Records from a collection of figures:
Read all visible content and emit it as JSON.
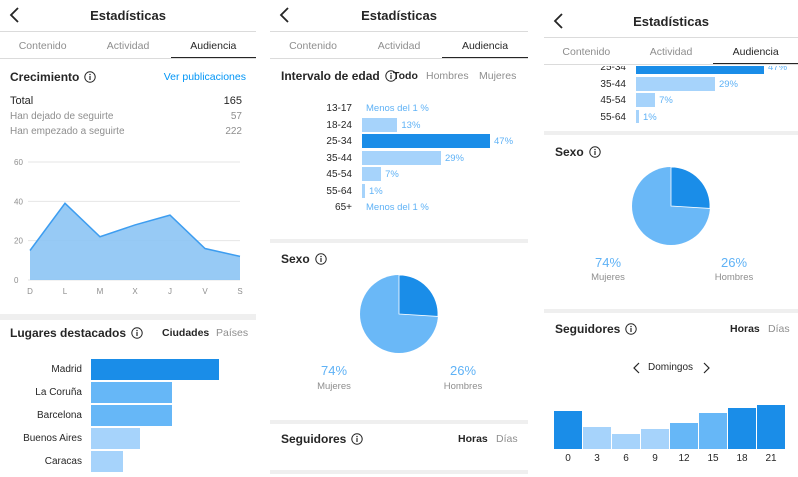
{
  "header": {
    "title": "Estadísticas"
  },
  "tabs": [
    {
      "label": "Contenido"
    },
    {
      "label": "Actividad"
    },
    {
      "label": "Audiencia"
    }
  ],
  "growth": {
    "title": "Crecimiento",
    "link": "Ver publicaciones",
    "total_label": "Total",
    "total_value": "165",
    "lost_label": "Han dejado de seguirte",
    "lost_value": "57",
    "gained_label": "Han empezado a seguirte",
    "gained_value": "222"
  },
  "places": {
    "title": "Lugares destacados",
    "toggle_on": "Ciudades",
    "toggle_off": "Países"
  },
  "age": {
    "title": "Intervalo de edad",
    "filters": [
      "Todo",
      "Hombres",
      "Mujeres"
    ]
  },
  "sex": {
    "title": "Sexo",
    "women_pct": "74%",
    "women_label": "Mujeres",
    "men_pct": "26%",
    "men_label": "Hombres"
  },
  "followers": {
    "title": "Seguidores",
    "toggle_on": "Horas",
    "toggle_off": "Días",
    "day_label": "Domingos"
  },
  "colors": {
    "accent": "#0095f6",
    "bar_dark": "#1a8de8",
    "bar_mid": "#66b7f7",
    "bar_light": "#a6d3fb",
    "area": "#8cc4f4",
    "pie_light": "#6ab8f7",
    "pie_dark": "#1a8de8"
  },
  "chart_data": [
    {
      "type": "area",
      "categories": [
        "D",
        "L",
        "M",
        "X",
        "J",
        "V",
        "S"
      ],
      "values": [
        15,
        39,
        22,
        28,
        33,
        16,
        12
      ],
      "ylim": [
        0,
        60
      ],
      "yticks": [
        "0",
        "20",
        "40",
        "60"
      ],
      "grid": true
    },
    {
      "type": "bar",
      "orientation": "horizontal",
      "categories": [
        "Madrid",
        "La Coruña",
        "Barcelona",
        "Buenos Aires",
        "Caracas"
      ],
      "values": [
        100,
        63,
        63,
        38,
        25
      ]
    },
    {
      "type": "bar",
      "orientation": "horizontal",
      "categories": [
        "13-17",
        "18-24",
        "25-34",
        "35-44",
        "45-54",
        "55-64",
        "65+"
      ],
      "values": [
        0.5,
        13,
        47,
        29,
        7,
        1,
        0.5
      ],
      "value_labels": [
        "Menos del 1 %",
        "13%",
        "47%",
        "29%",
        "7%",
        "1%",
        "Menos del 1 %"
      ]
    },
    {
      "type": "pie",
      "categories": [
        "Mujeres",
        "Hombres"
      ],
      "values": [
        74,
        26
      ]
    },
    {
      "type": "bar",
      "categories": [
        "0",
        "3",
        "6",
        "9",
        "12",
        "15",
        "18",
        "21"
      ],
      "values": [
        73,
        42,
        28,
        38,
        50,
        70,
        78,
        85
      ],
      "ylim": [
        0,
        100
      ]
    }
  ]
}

...

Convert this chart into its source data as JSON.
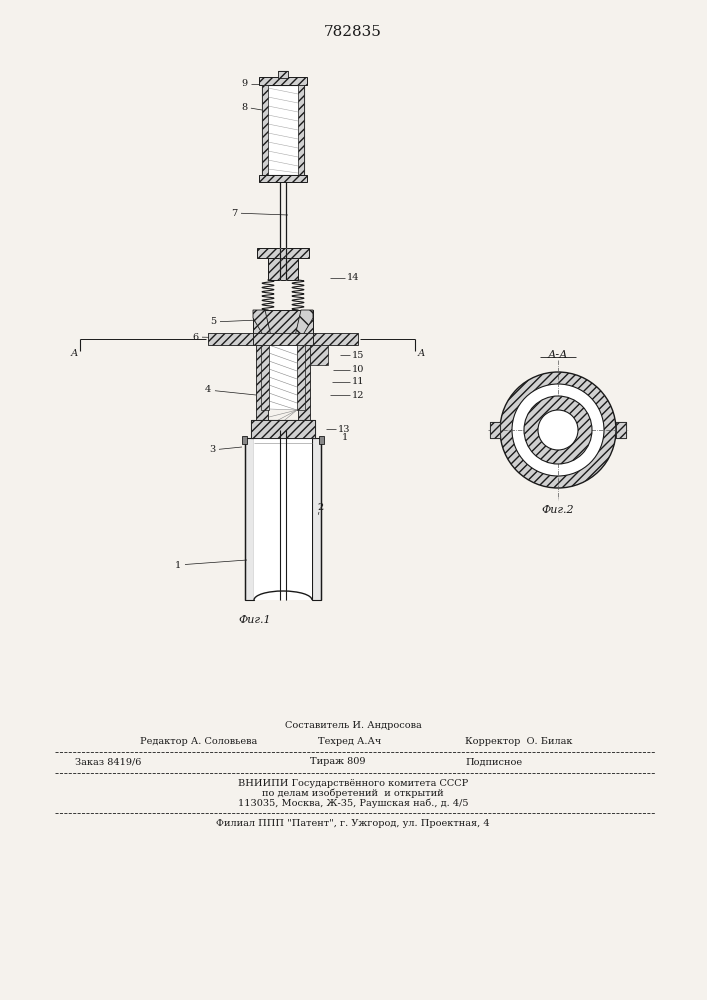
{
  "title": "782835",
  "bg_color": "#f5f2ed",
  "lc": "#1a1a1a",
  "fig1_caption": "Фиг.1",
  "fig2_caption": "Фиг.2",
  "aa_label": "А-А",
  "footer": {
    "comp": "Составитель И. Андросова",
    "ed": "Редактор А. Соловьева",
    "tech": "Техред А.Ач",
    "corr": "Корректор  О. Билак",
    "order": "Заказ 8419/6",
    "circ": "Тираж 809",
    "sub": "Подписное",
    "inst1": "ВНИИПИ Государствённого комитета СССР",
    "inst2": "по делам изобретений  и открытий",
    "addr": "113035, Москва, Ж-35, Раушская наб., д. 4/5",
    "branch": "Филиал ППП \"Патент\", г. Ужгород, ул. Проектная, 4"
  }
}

◆ **WRITTEN INSTRUCTION**
Find the lines containing "title" and pull them out.

◆ **EXERCISE OUTPUT**
    "title": "Estadísticas"
    "title": "Crecimiento",
    "title": "Lugares destacados",
    "title": "Intervalo de edad",
    "title": "Sexo",
    "title": "Seguidores",
  "title": "782835",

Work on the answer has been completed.